### Exercise
Search the material for the string "text", then return every line where it is found.

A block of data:
%%

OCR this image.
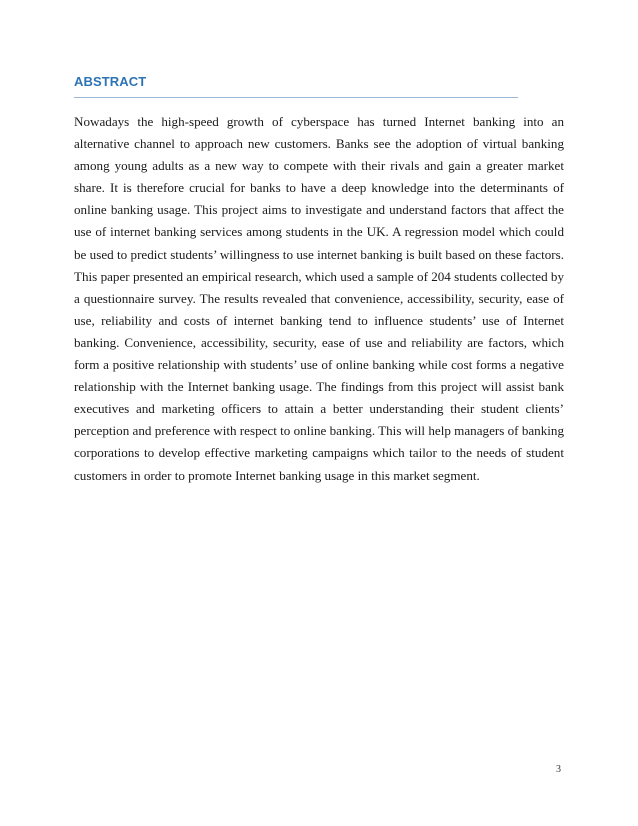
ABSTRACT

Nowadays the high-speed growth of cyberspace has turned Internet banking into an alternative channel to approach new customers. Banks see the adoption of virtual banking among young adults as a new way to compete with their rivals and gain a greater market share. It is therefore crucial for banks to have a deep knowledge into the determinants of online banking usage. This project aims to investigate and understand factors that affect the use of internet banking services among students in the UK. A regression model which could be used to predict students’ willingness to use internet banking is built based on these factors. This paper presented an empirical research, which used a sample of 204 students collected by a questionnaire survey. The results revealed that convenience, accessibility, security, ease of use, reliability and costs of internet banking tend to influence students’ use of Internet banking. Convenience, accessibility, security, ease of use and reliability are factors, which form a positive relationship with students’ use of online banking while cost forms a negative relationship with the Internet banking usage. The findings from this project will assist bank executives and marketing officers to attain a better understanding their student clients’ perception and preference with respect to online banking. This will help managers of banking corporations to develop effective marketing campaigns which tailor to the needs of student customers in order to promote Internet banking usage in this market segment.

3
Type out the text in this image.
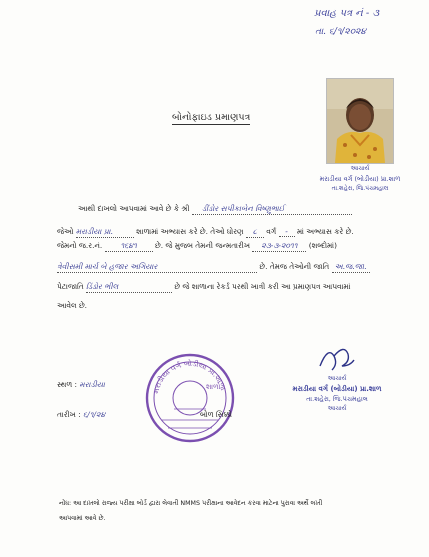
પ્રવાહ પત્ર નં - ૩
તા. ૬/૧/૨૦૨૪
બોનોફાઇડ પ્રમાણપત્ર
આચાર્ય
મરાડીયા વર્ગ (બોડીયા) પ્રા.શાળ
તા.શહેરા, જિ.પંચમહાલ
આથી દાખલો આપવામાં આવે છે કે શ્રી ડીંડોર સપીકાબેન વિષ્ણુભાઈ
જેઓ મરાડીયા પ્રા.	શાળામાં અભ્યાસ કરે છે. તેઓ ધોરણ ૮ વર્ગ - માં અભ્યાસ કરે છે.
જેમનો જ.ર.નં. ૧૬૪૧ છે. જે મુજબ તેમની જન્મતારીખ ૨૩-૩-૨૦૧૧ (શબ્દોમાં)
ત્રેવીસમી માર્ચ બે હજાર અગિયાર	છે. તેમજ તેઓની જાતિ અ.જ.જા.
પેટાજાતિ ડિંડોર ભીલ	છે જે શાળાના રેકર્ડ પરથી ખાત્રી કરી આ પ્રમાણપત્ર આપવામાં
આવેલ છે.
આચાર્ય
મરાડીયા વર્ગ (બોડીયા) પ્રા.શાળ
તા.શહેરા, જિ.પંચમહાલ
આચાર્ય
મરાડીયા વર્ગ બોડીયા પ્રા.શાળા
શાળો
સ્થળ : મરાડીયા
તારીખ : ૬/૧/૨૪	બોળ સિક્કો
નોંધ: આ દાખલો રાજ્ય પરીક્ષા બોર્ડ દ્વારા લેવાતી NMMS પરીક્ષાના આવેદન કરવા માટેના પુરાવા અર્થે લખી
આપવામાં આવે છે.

%%
%%

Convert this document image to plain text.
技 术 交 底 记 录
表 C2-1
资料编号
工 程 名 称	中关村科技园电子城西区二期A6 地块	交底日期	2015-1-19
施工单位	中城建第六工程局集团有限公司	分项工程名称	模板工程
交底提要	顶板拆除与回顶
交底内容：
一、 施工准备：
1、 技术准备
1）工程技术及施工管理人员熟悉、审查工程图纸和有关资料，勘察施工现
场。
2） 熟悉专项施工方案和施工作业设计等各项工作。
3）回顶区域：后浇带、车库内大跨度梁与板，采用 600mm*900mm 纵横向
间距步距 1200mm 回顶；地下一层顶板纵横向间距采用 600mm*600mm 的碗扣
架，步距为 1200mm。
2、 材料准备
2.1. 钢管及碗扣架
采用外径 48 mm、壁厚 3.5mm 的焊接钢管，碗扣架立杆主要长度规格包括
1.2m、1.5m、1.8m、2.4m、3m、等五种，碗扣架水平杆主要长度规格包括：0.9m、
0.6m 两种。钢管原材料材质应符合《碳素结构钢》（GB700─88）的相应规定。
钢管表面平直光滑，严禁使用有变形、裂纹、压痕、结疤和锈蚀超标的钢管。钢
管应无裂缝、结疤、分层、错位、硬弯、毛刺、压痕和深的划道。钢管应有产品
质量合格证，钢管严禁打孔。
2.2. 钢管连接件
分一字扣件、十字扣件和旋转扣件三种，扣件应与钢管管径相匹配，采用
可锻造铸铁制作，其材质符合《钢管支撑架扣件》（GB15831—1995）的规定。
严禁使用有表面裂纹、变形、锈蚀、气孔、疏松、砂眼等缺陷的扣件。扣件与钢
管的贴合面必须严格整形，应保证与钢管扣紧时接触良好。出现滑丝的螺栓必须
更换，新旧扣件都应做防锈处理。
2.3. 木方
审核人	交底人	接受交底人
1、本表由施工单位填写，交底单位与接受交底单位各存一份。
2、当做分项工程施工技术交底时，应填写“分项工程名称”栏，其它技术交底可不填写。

%%

### Exercise response
Type out the text in this image.
Convert this document image to plain text.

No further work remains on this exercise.